TO BE DONE: Transcribe the records exactly from the line with "Convert this document image to plain text." to the end, both included.

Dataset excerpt
+ + +

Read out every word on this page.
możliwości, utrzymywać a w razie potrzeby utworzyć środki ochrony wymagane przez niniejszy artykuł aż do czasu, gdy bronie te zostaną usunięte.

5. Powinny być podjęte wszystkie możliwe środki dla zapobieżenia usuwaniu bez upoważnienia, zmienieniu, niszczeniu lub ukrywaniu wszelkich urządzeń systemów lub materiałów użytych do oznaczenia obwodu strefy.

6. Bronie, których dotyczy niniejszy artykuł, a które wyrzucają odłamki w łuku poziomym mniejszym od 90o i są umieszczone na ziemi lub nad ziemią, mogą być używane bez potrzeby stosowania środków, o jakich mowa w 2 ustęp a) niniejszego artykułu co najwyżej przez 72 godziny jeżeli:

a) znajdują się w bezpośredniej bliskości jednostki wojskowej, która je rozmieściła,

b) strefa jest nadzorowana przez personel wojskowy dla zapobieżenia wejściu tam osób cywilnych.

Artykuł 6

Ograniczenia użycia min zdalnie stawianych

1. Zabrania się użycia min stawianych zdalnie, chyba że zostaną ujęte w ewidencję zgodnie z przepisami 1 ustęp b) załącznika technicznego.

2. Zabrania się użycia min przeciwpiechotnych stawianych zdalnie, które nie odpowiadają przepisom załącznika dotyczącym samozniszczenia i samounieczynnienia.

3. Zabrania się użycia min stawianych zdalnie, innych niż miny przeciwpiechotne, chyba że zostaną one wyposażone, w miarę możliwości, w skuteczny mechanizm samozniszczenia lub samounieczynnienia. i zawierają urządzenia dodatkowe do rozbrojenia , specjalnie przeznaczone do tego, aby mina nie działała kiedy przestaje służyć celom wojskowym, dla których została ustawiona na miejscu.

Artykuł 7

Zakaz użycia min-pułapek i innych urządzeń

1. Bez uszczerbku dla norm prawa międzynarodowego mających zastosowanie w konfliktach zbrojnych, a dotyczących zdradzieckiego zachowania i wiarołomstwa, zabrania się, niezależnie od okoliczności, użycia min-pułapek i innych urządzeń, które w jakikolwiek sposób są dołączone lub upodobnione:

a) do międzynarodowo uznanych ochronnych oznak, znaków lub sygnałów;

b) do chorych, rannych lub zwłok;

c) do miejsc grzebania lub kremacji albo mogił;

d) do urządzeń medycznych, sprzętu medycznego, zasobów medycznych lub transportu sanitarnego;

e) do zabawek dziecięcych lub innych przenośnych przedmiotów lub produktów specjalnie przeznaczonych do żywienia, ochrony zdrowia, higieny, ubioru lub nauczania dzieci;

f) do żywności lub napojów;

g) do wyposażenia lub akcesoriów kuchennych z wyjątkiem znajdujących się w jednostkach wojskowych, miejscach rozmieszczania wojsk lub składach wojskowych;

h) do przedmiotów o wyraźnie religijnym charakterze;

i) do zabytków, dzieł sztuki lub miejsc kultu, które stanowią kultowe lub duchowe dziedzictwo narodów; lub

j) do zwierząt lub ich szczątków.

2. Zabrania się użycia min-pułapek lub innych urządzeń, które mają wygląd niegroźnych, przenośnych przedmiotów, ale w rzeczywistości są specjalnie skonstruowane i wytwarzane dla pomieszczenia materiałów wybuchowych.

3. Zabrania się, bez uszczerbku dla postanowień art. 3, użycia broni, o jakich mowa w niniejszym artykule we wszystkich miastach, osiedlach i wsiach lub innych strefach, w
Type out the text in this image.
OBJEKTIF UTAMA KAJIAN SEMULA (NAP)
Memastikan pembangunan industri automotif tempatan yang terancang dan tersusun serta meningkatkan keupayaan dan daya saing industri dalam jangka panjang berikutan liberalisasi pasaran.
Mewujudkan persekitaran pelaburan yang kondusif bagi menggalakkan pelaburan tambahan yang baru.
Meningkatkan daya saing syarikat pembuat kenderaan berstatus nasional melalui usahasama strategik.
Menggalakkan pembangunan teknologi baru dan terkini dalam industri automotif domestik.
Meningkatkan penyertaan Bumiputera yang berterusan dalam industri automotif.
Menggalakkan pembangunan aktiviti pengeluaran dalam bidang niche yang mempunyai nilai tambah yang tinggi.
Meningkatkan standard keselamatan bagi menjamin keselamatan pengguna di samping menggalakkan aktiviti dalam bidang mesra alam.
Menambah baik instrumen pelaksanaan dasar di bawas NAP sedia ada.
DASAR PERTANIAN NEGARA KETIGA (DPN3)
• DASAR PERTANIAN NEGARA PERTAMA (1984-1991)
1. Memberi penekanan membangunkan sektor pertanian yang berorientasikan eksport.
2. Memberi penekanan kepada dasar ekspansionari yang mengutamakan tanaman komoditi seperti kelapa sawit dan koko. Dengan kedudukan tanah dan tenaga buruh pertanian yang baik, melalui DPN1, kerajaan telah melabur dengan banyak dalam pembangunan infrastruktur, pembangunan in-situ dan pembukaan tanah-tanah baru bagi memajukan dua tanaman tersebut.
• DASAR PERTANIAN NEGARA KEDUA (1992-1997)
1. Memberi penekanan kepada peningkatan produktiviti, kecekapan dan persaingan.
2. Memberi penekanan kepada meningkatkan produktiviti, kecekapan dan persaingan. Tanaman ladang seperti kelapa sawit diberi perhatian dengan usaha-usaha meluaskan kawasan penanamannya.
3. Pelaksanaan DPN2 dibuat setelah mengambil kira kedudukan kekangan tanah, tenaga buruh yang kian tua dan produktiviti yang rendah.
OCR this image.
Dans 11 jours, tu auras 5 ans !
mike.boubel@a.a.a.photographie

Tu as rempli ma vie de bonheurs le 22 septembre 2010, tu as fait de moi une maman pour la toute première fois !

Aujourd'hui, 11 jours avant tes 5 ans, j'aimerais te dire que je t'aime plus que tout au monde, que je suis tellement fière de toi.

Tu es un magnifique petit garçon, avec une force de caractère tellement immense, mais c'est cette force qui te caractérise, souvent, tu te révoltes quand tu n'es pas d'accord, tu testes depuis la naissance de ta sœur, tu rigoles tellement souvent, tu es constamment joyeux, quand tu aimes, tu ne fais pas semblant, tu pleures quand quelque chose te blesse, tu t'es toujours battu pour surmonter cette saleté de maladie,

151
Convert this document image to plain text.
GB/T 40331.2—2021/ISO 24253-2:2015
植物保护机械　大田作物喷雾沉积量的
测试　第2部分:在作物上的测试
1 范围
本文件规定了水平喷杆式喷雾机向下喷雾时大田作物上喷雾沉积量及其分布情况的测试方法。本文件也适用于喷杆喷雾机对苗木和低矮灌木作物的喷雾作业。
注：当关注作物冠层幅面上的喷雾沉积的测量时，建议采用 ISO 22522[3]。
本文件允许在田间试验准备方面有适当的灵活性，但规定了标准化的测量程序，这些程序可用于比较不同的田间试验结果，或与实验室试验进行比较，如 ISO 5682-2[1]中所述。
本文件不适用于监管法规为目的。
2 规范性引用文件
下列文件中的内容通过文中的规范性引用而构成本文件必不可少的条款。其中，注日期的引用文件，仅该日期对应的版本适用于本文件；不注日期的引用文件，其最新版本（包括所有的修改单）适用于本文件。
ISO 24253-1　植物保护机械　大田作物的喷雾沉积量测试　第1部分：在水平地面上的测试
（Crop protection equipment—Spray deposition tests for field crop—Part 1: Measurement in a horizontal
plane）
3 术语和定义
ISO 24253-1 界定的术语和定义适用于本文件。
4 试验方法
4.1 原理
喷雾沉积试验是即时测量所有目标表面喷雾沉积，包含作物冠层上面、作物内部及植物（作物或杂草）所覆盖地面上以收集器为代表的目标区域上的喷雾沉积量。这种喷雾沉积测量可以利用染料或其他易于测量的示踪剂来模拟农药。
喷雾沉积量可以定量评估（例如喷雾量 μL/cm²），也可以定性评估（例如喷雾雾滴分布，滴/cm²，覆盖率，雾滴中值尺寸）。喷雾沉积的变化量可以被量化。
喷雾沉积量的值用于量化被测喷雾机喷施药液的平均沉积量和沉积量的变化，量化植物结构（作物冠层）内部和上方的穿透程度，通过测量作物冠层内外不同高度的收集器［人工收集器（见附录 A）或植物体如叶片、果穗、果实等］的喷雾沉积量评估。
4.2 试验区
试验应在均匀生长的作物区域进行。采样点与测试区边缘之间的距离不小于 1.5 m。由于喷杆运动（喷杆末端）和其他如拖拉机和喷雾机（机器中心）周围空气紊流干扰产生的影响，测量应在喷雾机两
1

+ + +

WORKED ANSWER:
Convert this document image to plain text.
GB/T 40331.2—2021/ISO 24253-2:2015
植物保护机械　大田作物喷雾沉积量的
测试　第2部分:在作物上的测试
1 范围
本文件规定了水平喷杆式喷雾机向下喷雾时大田作物上喷雾沉积量及其分布情况的测试方法。本文件也适用于喷杆喷雾机对苗木和低矮灌木作物的喷雾作业。
注：当关注作物冠层幅面上的喷雾沉积的测量时，建议采用 ISO 22522[3]。
本文件允许在田间试验准备方面有适当的灵活性，但规定了标准化的测量程序，这些程序可用于比较不同的田间试验结果，或与实验室试验进行比较，如 ISO 5682-2[1]中所述。
本文件不适用于监管法规为目的。
2 规范性引用文件
下列文件中的内容通过文中的规范性引用而构成本文件必不可少的条款。其中，注日期的引用文件，仅该日期对应的版本适用于本文件；不注日期的引用文件，其最新版本（包括所有的修改单）适用于本文件。
ISO 24253-1　植物保护机械　大田作物的喷雾沉积量测试　第1部分：在水平地面上的测试
（Crop protection equipment—Spray deposition tests for field crop—Part 1: Measurement in a horizontal
plane）
3 术语和定义
ISO 24253-1 界定的术语和定义适用于本文件。
4 试验方法
4.1 原理
喷雾沉积试验是即时测量所有目标表面喷雾沉积，包含作物冠层上面、作物内部及植物（作物或杂草）所覆盖地面上以收集器为代表的目标区域上的喷雾沉积量。这种喷雾沉积测量可以利用染料或其他易于测量的示踪剂来模拟农药。
喷雾沉积量可以定量评估（例如喷雾量 μL/cm²），也可以定性评估（例如喷雾雾滴分布，滴/cm²，覆盖率，雾滴中值尺寸）。喷雾沉积的变化量可以被量化。
喷雾沉积量的值用于量化被测喷雾机喷施药液的平均沉积量和沉积量的变化，量化植物结构（作物冠层）内部和上方的穿透程度，通过测量作物冠层内外不同高度的收集器［人工收集器（见附录 A）或植物体如叶片、果穗、果实等］的喷雾沉积量评估。
4.2 试验区
试验应在均匀生长的作物区域进行。采样点与测试区边缘之间的距离不小于 1.5 m。由于喷杆运动（喷杆末端）和其他如拖拉机和喷雾机（机器中心）周围空气紊流干扰产生的影响，测量应在喷雾机两
1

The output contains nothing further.